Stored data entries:
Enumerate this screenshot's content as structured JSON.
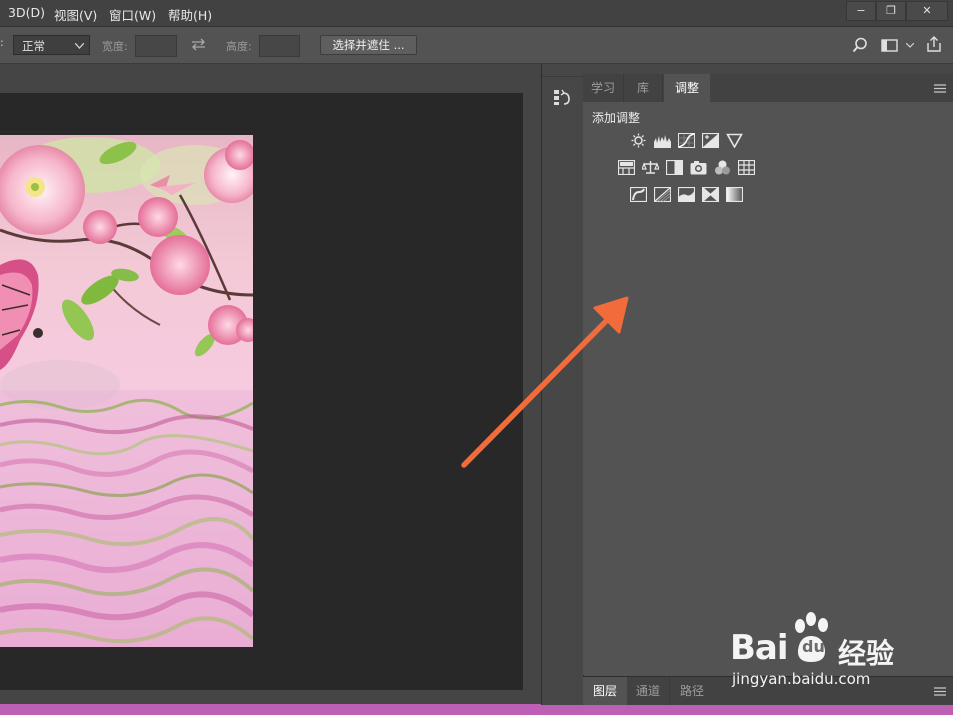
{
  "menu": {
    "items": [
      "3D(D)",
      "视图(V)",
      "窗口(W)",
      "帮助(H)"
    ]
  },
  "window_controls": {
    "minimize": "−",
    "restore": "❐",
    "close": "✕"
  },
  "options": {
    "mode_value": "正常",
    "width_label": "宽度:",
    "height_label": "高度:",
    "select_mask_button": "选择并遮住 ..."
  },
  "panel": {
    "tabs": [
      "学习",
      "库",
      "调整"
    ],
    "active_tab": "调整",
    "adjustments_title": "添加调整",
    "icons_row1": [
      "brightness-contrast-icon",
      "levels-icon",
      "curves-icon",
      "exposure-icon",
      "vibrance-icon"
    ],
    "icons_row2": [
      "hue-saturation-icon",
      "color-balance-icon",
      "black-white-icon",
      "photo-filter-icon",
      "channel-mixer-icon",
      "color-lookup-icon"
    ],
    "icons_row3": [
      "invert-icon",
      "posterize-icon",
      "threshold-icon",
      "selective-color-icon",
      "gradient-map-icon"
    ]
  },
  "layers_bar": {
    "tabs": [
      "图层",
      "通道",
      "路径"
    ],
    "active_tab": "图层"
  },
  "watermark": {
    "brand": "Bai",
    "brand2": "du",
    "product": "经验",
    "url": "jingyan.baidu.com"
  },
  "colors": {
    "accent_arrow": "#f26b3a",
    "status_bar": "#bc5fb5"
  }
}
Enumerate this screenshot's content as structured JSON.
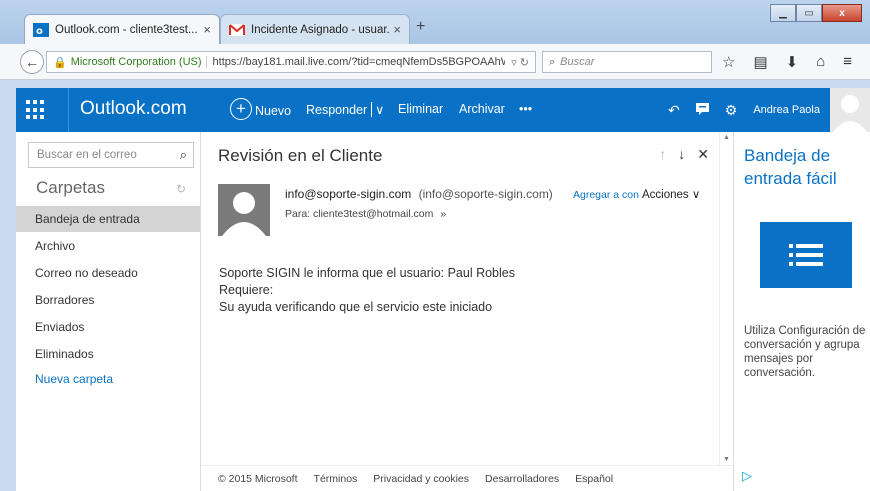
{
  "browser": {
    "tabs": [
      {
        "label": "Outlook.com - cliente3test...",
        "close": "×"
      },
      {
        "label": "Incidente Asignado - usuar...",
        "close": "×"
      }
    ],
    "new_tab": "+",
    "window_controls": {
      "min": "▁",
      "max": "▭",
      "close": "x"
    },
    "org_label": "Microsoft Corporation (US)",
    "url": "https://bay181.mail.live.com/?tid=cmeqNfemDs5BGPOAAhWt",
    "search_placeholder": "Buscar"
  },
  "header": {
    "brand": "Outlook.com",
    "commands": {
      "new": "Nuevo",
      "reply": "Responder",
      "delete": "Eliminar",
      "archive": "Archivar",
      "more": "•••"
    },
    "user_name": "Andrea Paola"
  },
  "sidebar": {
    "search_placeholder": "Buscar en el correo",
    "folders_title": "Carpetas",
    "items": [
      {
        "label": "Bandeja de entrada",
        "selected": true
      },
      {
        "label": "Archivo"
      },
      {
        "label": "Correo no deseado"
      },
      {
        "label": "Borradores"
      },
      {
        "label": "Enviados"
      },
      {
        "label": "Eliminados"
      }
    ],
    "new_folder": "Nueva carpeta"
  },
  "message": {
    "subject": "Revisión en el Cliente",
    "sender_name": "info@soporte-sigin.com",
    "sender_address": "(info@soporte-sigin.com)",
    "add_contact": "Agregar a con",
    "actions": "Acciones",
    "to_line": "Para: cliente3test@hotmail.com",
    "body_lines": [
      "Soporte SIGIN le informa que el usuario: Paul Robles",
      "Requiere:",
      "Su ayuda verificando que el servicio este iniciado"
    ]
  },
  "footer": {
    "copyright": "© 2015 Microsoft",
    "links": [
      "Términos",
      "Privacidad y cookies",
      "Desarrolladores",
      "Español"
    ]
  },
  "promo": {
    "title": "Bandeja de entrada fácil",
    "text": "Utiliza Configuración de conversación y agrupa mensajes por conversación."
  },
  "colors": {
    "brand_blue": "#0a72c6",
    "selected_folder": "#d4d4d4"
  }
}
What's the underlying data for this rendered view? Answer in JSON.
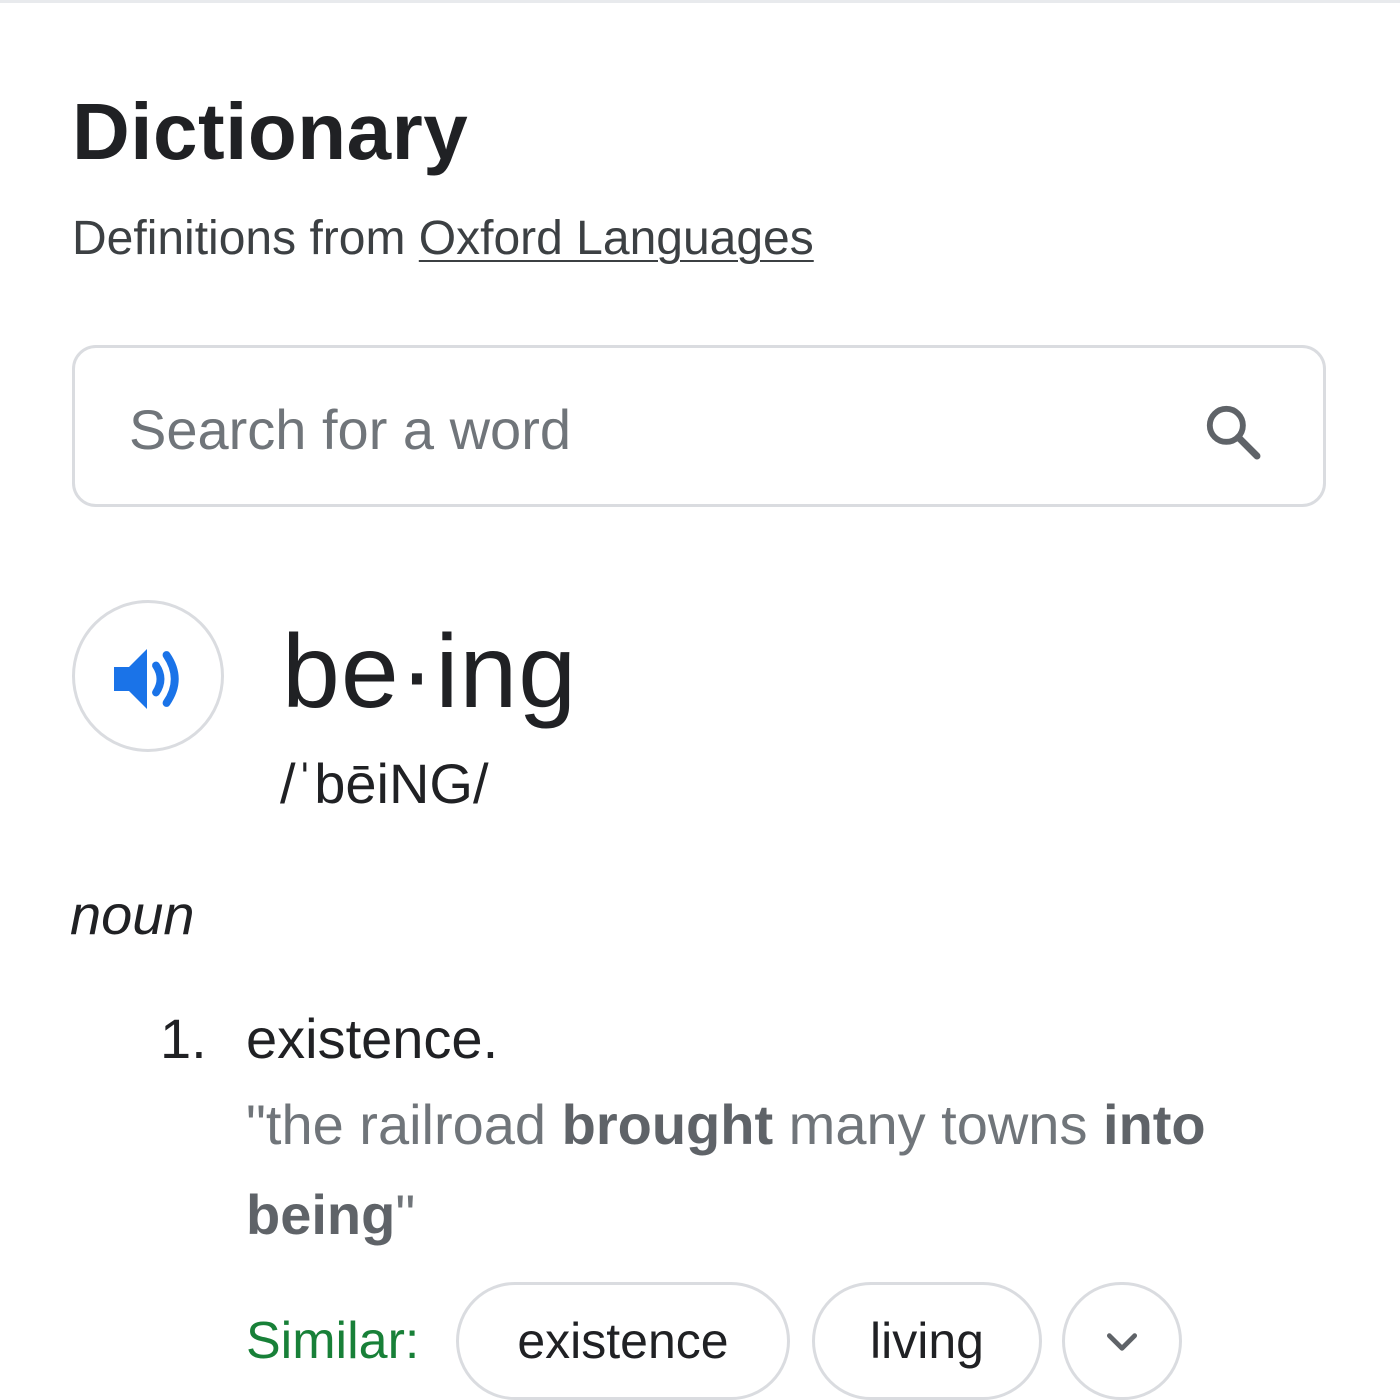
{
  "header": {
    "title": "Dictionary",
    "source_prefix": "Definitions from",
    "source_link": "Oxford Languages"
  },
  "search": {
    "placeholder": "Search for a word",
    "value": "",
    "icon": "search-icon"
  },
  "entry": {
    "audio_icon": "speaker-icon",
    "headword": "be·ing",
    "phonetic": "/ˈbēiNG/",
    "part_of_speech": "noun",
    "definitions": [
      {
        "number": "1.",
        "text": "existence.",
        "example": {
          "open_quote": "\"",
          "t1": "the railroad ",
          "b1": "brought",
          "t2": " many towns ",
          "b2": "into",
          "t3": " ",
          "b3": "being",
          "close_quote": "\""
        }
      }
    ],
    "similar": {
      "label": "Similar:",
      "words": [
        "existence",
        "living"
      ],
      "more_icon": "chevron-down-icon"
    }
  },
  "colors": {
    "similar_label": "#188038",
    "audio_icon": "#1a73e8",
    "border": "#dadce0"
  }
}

DESCRIPTION OF THE TASK: Copy the listing over exactly, skipping the pictures it holds.

RESPONSE:
Enumerate this screenshot's content as structured JSON.
{
  "menu": {
    "items": [
      "3D(D)",
      "视图(V)",
      "窗口(W)",
      "帮助(H)"
    ]
  },
  "window_controls": {
    "minimize": "−",
    "restore": "❐",
    "close": "✕"
  },
  "options": {
    "mode_value": "正常",
    "width_label": "宽度:",
    "height_label": "高度:",
    "select_mask_button": "选择并遮住 ..."
  },
  "panel": {
    "tabs": [
      "学习",
      "库",
      "调整"
    ],
    "active_tab": "调整",
    "adjustments_title": "添加调整",
    "icons_row1": [
      "brightness-contrast-icon",
      "levels-icon",
      "curves-icon",
      "exposure-icon",
      "vibrance-icon"
    ],
    "icons_row2": [
      "hue-saturation-icon",
      "color-balance-icon",
      "black-white-icon",
      "photo-filter-icon",
      "channel-mixer-icon",
      "color-lookup-icon"
    ],
    "icons_row3": [
      "invert-icon",
      "posterize-icon",
      "threshold-icon",
      "selective-color-icon",
      "gradient-map-icon"
    ]
  },
  "layers_bar": {
    "tabs": [
      "图层",
      "通道",
      "路径"
    ],
    "active_tab": "图层"
  },
  "watermark": {
    "brand": "Bai",
    "brand2": "du",
    "product": "经验",
    "url": "jingyan.baidu.com"
  },
  "colors": {
    "accent_arrow": "#f26b3a",
    "status_bar": "#bc5fb5"
  }
}
Enumerate this screenshot's content as structured JSON.
{
  "browser": {
    "tabs": [
      {
        "label": "Outlook.com - cliente3test...",
        "close": "×"
      },
      {
        "label": "Incidente Asignado - usuar...",
        "close": "×"
      }
    ],
    "new_tab": "+",
    "window_controls": {
      "min": "▁",
      "max": "▭",
      "close": "x"
    },
    "org_label": "Microsoft Corporation (US)",
    "url": "https://bay181.mail.live.com/?tid=cmeqNfemDs5BGPOAAhWt",
    "search_placeholder": "Buscar"
  },
  "header": {
    "brand": "Outlook.com",
    "commands": {
      "new": "Nuevo",
      "reply": "Responder",
      "delete": "Eliminar",
      "archive": "Archivar",
      "more": "•••"
    },
    "user_name": "Andrea Paola"
  },
  "sidebar": {
    "search_placeholder": "Buscar en el correo",
    "folders_title": "Carpetas",
    "items": [
      {
        "label": "Bandeja de entrada",
        "selected": true
      },
      {
        "label": "Archivo"
      },
      {
        "label": "Correo no deseado"
      },
      {
        "label": "Borradores"
      },
      {
        "label": "Enviados"
      },
      {
        "label": "Eliminados"
      }
    ],
    "new_folder": "Nueva carpeta"
  },
  "message": {
    "subject": "Revisión en el Cliente",
    "sender_name": "info@soporte-sigin.com",
    "sender_address": "(info@soporte-sigin.com)",
    "add_contact": "Agregar a con",
    "actions": "Acciones",
    "to_line": "Para: cliente3test@hotmail.com",
    "body_lines": [
      "Soporte SIGIN le informa que el usuario: Paul Robles",
      "Requiere:",
      "Su ayuda verificando que el servicio este iniciado"
    ]
  },
  "footer": {
    "copyright": "© 2015 Microsoft",
    "links": [
      "Términos",
      "Privacidad y cookies",
      "Desarrolladores",
      "Español"
    ]
  },
  "promo": {
    "title": "Bandeja de entrada fácil",
    "text": "Utiliza Configuración de conversación y agrupa mensajes por conversación."
  },
  "colors": {
    "brand_blue": "#0a72c6",
    "selected_folder": "#d4d4d4"
  }
}
What's the underlying data for this rendered view? Answer in JSON.
{
  "header": {
    "title": "Dictionary",
    "source_prefix": "Definitions from",
    "source_link": "Oxford Languages"
  },
  "search": {
    "placeholder": "Search for a word",
    "value": "",
    "icon": "search-icon"
  },
  "entry": {
    "audio_icon": "speaker-icon",
    "headword": "be·ing",
    "phonetic": "/ˈbēiNG/",
    "part_of_speech": "noun",
    "definitions": [
      {
        "number": "1.",
        "text": "existence.",
        "example": {
          "open_quote": "\"",
          "t1": "the railroad ",
          "b1": "brought",
          "t2": " many towns ",
          "b2": "into",
          "t3": " ",
          "b3": "being",
          "close_quote": "\""
        }
      }
    ],
    "similar": {
      "label": "Similar:",
      "words": [
        "existence",
        "living"
      ],
      "more_icon": "chevron-down-icon"
    }
  },
  "colors": {
    "similar_label": "#188038",
    "audio_icon": "#1a73e8",
    "border": "#dadce0"
  }
}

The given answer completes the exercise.